Go through the lines below. Copy those with "nhiều".

### ENTRIES SUPPLIED
• • • • • • •

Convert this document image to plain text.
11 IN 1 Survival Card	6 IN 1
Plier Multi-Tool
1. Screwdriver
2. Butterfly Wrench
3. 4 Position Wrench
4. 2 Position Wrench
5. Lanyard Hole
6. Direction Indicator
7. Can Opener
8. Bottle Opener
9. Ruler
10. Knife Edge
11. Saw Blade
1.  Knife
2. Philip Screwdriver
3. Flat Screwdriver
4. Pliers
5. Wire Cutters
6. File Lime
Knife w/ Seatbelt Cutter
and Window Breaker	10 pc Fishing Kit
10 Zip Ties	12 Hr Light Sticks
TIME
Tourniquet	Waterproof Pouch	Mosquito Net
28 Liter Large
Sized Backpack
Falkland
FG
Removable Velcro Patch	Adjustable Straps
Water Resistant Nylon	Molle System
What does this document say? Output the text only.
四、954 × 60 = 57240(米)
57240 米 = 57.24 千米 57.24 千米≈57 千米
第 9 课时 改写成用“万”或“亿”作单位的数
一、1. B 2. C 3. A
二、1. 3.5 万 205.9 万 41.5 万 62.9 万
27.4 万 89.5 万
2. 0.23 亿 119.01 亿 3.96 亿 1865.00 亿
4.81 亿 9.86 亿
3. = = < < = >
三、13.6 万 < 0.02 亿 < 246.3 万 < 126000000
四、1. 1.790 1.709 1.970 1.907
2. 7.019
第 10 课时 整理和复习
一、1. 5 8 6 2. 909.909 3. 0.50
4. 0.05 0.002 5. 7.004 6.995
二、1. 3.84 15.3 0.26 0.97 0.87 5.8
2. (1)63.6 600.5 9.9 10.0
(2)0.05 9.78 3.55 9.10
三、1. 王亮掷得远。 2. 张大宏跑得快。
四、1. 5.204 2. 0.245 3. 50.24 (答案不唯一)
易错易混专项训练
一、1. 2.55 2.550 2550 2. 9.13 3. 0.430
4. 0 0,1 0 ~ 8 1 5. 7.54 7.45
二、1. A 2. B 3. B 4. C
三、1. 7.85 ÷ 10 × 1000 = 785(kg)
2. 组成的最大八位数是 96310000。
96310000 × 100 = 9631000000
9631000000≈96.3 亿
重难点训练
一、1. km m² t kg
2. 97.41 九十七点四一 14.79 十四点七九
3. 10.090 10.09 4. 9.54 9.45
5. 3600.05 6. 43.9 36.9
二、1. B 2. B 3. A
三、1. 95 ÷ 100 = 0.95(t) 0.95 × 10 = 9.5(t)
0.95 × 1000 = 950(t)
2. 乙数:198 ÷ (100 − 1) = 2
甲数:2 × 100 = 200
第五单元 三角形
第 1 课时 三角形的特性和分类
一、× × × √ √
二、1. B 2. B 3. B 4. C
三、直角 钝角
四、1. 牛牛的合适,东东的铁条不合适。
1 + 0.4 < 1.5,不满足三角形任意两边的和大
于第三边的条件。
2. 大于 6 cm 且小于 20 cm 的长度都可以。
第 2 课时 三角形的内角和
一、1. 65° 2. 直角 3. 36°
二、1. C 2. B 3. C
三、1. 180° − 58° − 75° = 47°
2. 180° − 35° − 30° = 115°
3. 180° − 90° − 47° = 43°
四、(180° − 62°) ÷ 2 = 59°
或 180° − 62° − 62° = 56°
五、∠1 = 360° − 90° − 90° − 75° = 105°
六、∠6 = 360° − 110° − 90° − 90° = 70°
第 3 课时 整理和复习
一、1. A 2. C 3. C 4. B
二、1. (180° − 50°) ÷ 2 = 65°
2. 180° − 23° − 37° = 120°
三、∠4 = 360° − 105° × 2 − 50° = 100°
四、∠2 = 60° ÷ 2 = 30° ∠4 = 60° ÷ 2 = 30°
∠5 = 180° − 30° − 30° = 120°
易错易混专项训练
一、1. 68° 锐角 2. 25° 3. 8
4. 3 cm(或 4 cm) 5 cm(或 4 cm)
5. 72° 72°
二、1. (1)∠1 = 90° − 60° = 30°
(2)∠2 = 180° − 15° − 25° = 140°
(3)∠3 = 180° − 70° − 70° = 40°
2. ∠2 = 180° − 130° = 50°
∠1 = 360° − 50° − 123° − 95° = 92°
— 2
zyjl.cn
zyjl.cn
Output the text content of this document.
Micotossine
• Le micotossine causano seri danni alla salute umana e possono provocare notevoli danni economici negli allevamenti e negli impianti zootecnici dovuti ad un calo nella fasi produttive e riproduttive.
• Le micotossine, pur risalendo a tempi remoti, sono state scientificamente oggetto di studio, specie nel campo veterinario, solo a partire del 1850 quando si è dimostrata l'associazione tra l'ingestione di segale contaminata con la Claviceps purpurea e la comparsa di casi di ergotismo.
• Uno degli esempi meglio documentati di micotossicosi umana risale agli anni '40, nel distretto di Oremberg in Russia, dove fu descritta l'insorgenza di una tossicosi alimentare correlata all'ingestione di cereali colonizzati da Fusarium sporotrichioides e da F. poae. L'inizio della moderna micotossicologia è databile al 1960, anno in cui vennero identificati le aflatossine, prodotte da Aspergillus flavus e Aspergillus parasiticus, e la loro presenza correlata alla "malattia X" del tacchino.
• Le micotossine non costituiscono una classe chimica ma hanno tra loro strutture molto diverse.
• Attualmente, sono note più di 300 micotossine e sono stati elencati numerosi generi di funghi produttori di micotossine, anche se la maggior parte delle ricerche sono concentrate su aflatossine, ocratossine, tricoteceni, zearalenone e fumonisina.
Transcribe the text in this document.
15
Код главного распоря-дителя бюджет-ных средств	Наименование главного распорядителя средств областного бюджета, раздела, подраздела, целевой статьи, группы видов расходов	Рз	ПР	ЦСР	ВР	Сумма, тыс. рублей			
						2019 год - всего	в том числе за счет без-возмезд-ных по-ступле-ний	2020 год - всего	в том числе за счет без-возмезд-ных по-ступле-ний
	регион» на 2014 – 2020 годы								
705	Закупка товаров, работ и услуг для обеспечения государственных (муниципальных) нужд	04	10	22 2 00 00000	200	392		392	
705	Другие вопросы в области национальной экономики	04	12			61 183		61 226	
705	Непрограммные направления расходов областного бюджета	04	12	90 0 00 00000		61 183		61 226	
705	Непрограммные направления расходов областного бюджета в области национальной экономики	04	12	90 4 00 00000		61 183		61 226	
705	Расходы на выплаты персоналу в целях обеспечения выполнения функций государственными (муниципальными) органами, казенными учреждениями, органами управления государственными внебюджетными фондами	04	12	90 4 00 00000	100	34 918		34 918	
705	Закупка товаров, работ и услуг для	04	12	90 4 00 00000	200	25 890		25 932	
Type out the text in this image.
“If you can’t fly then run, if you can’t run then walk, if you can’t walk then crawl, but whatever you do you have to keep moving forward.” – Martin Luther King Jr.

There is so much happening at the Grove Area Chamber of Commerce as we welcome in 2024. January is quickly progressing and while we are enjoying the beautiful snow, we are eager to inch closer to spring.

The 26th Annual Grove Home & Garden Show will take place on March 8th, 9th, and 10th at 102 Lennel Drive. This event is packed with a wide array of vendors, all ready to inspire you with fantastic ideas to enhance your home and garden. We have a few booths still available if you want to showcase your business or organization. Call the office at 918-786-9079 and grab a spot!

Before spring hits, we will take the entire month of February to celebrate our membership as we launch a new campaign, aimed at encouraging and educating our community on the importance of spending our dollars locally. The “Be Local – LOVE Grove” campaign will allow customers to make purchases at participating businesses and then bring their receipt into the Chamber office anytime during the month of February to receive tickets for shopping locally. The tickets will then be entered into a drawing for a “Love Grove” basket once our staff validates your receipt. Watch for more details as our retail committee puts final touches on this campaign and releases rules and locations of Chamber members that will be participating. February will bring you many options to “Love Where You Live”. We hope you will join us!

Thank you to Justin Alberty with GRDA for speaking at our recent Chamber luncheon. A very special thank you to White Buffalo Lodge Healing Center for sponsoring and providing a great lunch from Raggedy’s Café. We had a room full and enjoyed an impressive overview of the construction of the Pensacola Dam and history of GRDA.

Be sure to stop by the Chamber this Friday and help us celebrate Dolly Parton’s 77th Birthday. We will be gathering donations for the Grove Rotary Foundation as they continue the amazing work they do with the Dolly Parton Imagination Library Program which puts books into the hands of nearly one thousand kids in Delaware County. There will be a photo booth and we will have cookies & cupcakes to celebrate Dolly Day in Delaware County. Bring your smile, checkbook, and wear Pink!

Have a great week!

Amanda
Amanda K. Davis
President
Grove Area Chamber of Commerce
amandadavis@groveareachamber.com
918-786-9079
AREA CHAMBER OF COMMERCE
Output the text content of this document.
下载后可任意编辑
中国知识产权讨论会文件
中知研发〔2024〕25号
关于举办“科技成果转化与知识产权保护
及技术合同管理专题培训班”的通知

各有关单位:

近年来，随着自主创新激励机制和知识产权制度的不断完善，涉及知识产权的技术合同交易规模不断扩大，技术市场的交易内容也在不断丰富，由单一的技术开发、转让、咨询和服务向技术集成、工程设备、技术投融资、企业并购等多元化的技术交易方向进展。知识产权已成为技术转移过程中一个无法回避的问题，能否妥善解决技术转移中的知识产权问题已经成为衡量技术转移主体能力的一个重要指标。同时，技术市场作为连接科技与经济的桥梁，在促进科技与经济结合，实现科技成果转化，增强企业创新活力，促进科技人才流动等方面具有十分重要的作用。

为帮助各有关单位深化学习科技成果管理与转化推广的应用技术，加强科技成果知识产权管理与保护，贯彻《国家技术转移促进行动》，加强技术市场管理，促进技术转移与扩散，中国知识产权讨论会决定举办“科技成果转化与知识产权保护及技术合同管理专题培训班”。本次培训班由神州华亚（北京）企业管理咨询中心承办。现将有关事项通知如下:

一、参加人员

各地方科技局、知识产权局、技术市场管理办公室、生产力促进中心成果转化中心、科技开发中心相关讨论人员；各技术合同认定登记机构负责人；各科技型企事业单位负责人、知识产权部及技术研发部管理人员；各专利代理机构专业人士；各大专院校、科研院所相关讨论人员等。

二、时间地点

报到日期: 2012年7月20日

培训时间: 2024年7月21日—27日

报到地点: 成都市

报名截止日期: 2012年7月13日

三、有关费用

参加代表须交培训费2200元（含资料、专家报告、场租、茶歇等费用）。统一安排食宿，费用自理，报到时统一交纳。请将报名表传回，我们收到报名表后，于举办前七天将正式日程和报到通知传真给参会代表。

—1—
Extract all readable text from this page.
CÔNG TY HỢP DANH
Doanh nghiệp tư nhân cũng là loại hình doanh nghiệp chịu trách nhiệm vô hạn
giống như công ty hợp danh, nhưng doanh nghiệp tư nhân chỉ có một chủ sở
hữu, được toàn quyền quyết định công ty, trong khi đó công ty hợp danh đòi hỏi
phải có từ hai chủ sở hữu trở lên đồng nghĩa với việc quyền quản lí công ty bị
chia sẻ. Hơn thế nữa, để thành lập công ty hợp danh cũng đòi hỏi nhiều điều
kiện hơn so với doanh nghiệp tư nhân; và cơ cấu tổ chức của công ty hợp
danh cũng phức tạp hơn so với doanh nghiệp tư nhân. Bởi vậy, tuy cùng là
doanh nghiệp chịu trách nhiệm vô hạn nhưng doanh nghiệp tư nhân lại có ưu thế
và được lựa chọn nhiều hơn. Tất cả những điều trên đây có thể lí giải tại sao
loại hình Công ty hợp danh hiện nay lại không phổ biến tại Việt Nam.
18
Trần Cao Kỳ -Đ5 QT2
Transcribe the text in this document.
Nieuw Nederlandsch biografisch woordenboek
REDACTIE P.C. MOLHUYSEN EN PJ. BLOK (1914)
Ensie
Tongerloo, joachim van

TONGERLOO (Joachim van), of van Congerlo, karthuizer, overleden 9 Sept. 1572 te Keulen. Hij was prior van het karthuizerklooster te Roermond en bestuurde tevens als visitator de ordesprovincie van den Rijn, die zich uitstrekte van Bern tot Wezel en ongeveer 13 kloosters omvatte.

• • • • • • •

### RESULT
chia sẻ. Hơn thế nữa, để thành lập công ty hợp danh cũng đòi hỏi nhiều điều
và được lựa chọn nhiều hơn. Tất cả những điều trên đây có thể lí giải tại sao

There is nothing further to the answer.